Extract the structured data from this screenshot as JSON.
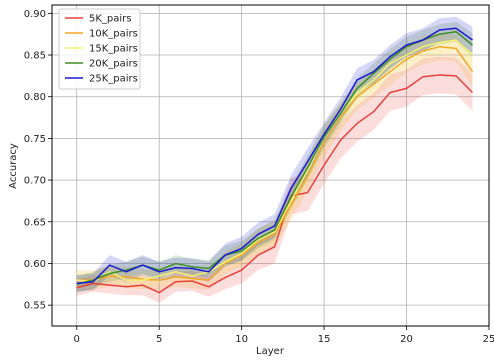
{
  "chart_data": {
    "type": "line",
    "title": "",
    "xlabel": "Layer",
    "ylabel": "Accuracy",
    "xlim": [
      -1.5,
      25
    ],
    "ylim": [
      0.525,
      0.91
    ],
    "xticks": [
      0,
      5,
      10,
      15,
      20,
      25
    ],
    "yticks": [
      0.55,
      0.6,
      0.65,
      0.7,
      0.75,
      0.8,
      0.85,
      0.9
    ],
    "grid": true,
    "legend_position": "top-left",
    "x": [
      0,
      1,
      2,
      3,
      4,
      5,
      6,
      7,
      8,
      9,
      10,
      11,
      12,
      13,
      14,
      15,
      16,
      17,
      18,
      19,
      20,
      21,
      22,
      23,
      24
    ],
    "series": [
      {
        "name": "5K_pairs",
        "color": "#e8413b",
        "values": [
          0.571,
          0.576,
          0.574,
          0.572,
          0.574,
          0.565,
          0.578,
          0.579,
          0.572,
          0.583,
          0.592,
          0.61,
          0.62,
          0.681,
          0.685,
          0.718,
          0.748,
          0.768,
          0.782,
          0.805,
          0.81,
          0.824,
          0.826,
          0.825,
          0.805
        ],
        "spread": [
          0.01,
          0.01,
          0.01,
          0.01,
          0.012,
          0.012,
          0.012,
          0.012,
          0.012,
          0.014,
          0.016,
          0.018,
          0.02,
          0.022,
          0.022,
          0.022,
          0.022,
          0.022,
          0.022,
          0.022,
          0.022,
          0.022,
          0.022,
          0.022,
          0.022
        ]
      },
      {
        "name": "10K_pairs",
        "color": "#f5a623",
        "values": [
          0.58,
          0.58,
          0.585,
          0.584,
          0.581,
          0.58,
          0.584,
          0.582,
          0.58,
          0.6,
          0.61,
          0.625,
          0.635,
          0.67,
          0.705,
          0.745,
          0.775,
          0.8,
          0.815,
          0.83,
          0.845,
          0.855,
          0.86,
          0.858,
          0.83
        ],
        "spread": [
          0.012,
          0.012,
          0.012,
          0.012,
          0.012,
          0.012,
          0.012,
          0.012,
          0.012,
          0.014,
          0.014,
          0.016,
          0.016,
          0.018,
          0.018,
          0.018,
          0.016,
          0.016,
          0.016,
          0.016,
          0.016,
          0.016,
          0.016,
          0.016,
          0.018
        ]
      },
      {
        "name": "15K_pairs",
        "color": "#f4f170",
        "values": [
          0.58,
          0.578,
          0.59,
          0.58,
          0.58,
          0.585,
          0.59,
          0.585,
          0.59,
          0.602,
          0.612,
          0.628,
          0.638,
          0.675,
          0.712,
          0.752,
          0.78,
          0.805,
          0.82,
          0.84,
          0.85,
          0.86,
          0.865,
          0.868,
          0.85
        ],
        "spread": [
          0.01,
          0.01,
          0.01,
          0.01,
          0.01,
          0.01,
          0.01,
          0.01,
          0.01,
          0.012,
          0.012,
          0.014,
          0.014,
          0.016,
          0.016,
          0.016,
          0.014,
          0.014,
          0.014,
          0.014,
          0.014,
          0.014,
          0.014,
          0.014,
          0.016
        ]
      },
      {
        "name": "20K_pairs",
        "color": "#3f8f29",
        "values": [
          0.575,
          0.58,
          0.588,
          0.592,
          0.598,
          0.592,
          0.6,
          0.596,
          0.594,
          0.61,
          0.615,
          0.63,
          0.64,
          0.68,
          0.715,
          0.752,
          0.78,
          0.81,
          0.828,
          0.845,
          0.86,
          0.868,
          0.875,
          0.878,
          0.862
        ],
        "spread": [
          0.01,
          0.01,
          0.01,
          0.01,
          0.01,
          0.01,
          0.01,
          0.01,
          0.01,
          0.012,
          0.012,
          0.012,
          0.012,
          0.014,
          0.014,
          0.014,
          0.012,
          0.012,
          0.012,
          0.012,
          0.012,
          0.012,
          0.012,
          0.012,
          0.014
        ]
      },
      {
        "name": "25K_pairs",
        "color": "#1a1ad4",
        "values": [
          0.576,
          0.578,
          0.598,
          0.59,
          0.598,
          0.59,
          0.595,
          0.594,
          0.59,
          0.61,
          0.618,
          0.635,
          0.645,
          0.69,
          0.722,
          0.755,
          0.785,
          0.82,
          0.83,
          0.848,
          0.862,
          0.868,
          0.88,
          0.882,
          0.868
        ],
        "spread": [
          0.01,
          0.01,
          0.012,
          0.012,
          0.012,
          0.012,
          0.012,
          0.012,
          0.012,
          0.014,
          0.014,
          0.014,
          0.014,
          0.016,
          0.016,
          0.014,
          0.014,
          0.014,
          0.014,
          0.014,
          0.014,
          0.014,
          0.014,
          0.014,
          0.016
        ]
      }
    ]
  }
}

_____

Written exercise: Repeat verbatim all the material, but not the pictures.

Solution below:
Extract the structured data from this screenshot as JSON.
{
  "chart_data": {
    "type": "line",
    "title": "",
    "xlabel": "Layer",
    "ylabel": "Accuracy",
    "xlim": [
      -1.5,
      25
    ],
    "ylim": [
      0.525,
      0.91
    ],
    "xticks": [
      0,
      5,
      10,
      15,
      20,
      25
    ],
    "yticks": [
      0.55,
      0.6,
      0.65,
      0.7,
      0.75,
      0.8,
      0.85,
      0.9
    ],
    "grid": true,
    "legend_position": "top-left",
    "x": [
      0,
      1,
      2,
      3,
      4,
      5,
      6,
      7,
      8,
      9,
      10,
      11,
      12,
      13,
      14,
      15,
      16,
      17,
      18,
      19,
      20,
      21,
      22,
      23,
      24
    ],
    "series": [
      {
        "name": "5K_pairs",
        "color": "#e8413b",
        "values": [
          0.571,
          0.576,
          0.574,
          0.572,
          0.574,
          0.565,
          0.578,
          0.579,
          0.572,
          0.583,
          0.592,
          0.61,
          0.62,
          0.681,
          0.685,
          0.718,
          0.748,
          0.768,
          0.782,
          0.805,
          0.81,
          0.824,
          0.826,
          0.825,
          0.805
        ],
        "spread": [
          0.01,
          0.01,
          0.01,
          0.01,
          0.012,
          0.012,
          0.012,
          0.012,
          0.012,
          0.014,
          0.016,
          0.018,
          0.02,
          0.022,
          0.022,
          0.022,
          0.022,
          0.022,
          0.022,
          0.022,
          0.022,
          0.022,
          0.022,
          0.022,
          0.022
        ]
      },
      {
        "name": "10K_pairs",
        "color": "#f5a623",
        "values": [
          0.58,
          0.58,
          0.585,
          0.584,
          0.581,
          0.58,
          0.584,
          0.582,
          0.58,
          0.6,
          0.61,
          0.625,
          0.635,
          0.67,
          0.705,
          0.745,
          0.775,
          0.8,
          0.815,
          0.83,
          0.845,
          0.855,
          0.86,
          0.858,
          0.83
        ],
        "spread": [
          0.012,
          0.012,
          0.012,
          0.012,
          0.012,
          0.012,
          0.012,
          0.012,
          0.012,
          0.014,
          0.014,
          0.016,
          0.016,
          0.018,
          0.018,
          0.018,
          0.016,
          0.016,
          0.016,
          0.016,
          0.016,
          0.016,
          0.016,
          0.016,
          0.018
        ]
      },
      {
        "name": "15K_pairs",
        "color": "#f4f170",
        "values": [
          0.58,
          0.578,
          0.59,
          0.58,
          0.58,
          0.585,
          0.59,
          0.585,
          0.59,
          0.602,
          0.612,
          0.628,
          0.638,
          0.675,
          0.712,
          0.752,
          0.78,
          0.805,
          0.82,
          0.84,
          0.85,
          0.86,
          0.865,
          0.868,
          0.85
        ],
        "spread": [
          0.01,
          0.01,
          0.01,
          0.01,
          0.01,
          0.01,
          0.01,
          0.01,
          0.01,
          0.012,
          0.012,
          0.014,
          0.014,
          0.016,
          0.016,
          0.016,
          0.014,
          0.014,
          0.014,
          0.014,
          0.014,
          0.014,
          0.014,
          0.014,
          0.016
        ]
      },
      {
        "name": "20K_pairs",
        "color": "#3f8f29",
        "values": [
          0.575,
          0.58,
          0.588,
          0.592,
          0.598,
          0.592,
          0.6,
          0.596,
          0.594,
          0.61,
          0.615,
          0.63,
          0.64,
          0.68,
          0.715,
          0.752,
          0.78,
          0.81,
          0.828,
          0.845,
          0.86,
          0.868,
          0.875,
          0.878,
          0.862
        ],
        "spread": [
          0.01,
          0.01,
          0.01,
          0.01,
          0.01,
          0.01,
          0.01,
          0.01,
          0.01,
          0.012,
          0.012,
          0.012,
          0.012,
          0.014,
          0.014,
          0.014,
          0.012,
          0.012,
          0.012,
          0.012,
          0.012,
          0.012,
          0.012,
          0.012,
          0.014
        ]
      },
      {
        "name": "25K_pairs",
        "color": "#1a1ad4",
        "values": [
          0.576,
          0.578,
          0.598,
          0.59,
          0.598,
          0.59,
          0.595,
          0.594,
          0.59,
          0.61,
          0.618,
          0.635,
          0.645,
          0.69,
          0.722,
          0.755,
          0.785,
          0.82,
          0.83,
          0.848,
          0.862,
          0.868,
          0.88,
          0.882,
          0.868
        ],
        "spread": [
          0.01,
          0.01,
          0.012,
          0.012,
          0.012,
          0.012,
          0.012,
          0.012,
          0.012,
          0.014,
          0.014,
          0.014,
          0.014,
          0.016,
          0.016,
          0.014,
          0.014,
          0.014,
          0.014,
          0.014,
          0.014,
          0.014,
          0.014,
          0.014,
          0.016
        ]
      }
    ]
  }
}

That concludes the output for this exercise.